# Exercise details
Below are entries. Pull out all lines containing "housing".

[Saved data entries]
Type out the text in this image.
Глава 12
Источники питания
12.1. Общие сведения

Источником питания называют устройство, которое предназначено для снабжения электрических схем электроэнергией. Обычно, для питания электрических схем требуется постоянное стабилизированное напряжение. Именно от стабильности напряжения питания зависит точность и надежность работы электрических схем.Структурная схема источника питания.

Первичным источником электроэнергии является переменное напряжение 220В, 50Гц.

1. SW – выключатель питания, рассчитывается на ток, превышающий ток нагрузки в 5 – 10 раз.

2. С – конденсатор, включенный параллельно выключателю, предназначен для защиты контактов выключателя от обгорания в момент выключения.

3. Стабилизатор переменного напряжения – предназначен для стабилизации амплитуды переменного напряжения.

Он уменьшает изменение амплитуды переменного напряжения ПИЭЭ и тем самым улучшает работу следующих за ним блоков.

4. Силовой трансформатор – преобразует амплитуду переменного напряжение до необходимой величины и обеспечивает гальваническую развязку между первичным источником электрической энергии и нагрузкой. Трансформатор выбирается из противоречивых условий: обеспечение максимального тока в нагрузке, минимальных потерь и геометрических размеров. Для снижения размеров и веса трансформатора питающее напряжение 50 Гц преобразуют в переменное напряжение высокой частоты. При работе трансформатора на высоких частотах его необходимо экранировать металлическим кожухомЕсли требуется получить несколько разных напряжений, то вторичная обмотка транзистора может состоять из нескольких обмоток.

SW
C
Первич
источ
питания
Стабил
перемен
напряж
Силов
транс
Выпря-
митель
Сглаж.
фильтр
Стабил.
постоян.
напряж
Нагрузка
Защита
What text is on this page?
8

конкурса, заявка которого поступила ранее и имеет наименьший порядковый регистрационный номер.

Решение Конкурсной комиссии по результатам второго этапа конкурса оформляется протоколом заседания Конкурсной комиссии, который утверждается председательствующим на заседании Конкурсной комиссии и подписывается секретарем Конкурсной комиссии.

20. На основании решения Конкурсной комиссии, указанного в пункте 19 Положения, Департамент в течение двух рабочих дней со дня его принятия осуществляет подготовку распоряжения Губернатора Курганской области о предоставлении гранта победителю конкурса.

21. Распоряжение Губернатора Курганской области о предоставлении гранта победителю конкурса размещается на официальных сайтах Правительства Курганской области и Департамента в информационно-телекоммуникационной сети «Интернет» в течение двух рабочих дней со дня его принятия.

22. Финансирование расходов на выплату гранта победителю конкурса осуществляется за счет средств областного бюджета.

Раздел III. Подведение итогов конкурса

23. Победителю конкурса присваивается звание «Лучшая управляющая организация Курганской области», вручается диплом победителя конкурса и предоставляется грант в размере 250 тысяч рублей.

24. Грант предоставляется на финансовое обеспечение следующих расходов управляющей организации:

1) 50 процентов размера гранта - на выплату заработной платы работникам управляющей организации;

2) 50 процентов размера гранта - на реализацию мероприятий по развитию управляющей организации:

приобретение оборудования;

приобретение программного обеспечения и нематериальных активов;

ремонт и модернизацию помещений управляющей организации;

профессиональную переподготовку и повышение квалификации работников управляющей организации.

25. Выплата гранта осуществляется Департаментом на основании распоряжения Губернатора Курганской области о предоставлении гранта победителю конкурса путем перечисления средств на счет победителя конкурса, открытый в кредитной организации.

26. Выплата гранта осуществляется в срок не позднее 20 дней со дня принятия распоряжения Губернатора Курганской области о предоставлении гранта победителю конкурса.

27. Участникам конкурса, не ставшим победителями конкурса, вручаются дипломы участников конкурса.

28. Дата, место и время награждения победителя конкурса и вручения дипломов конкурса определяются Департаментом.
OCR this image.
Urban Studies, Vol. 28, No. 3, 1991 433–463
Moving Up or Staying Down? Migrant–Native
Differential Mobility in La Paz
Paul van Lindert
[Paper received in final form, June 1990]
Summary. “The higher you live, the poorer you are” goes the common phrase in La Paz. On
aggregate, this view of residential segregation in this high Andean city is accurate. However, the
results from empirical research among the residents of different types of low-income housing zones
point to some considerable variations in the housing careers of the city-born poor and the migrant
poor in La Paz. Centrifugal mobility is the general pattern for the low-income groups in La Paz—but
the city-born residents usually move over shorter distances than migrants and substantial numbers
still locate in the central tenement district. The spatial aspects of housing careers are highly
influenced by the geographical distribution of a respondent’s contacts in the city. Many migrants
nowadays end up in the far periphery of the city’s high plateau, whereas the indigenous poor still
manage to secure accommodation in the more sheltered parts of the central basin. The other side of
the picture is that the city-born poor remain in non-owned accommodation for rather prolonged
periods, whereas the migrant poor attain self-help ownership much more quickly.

# Output below
results from empirical research among the residents of different types of low-income housing zones
point to some considerable variations in the housing careers of the city-born poor and the migrant
still locate in the central tenement district. The spatial aspects of housing careers are highly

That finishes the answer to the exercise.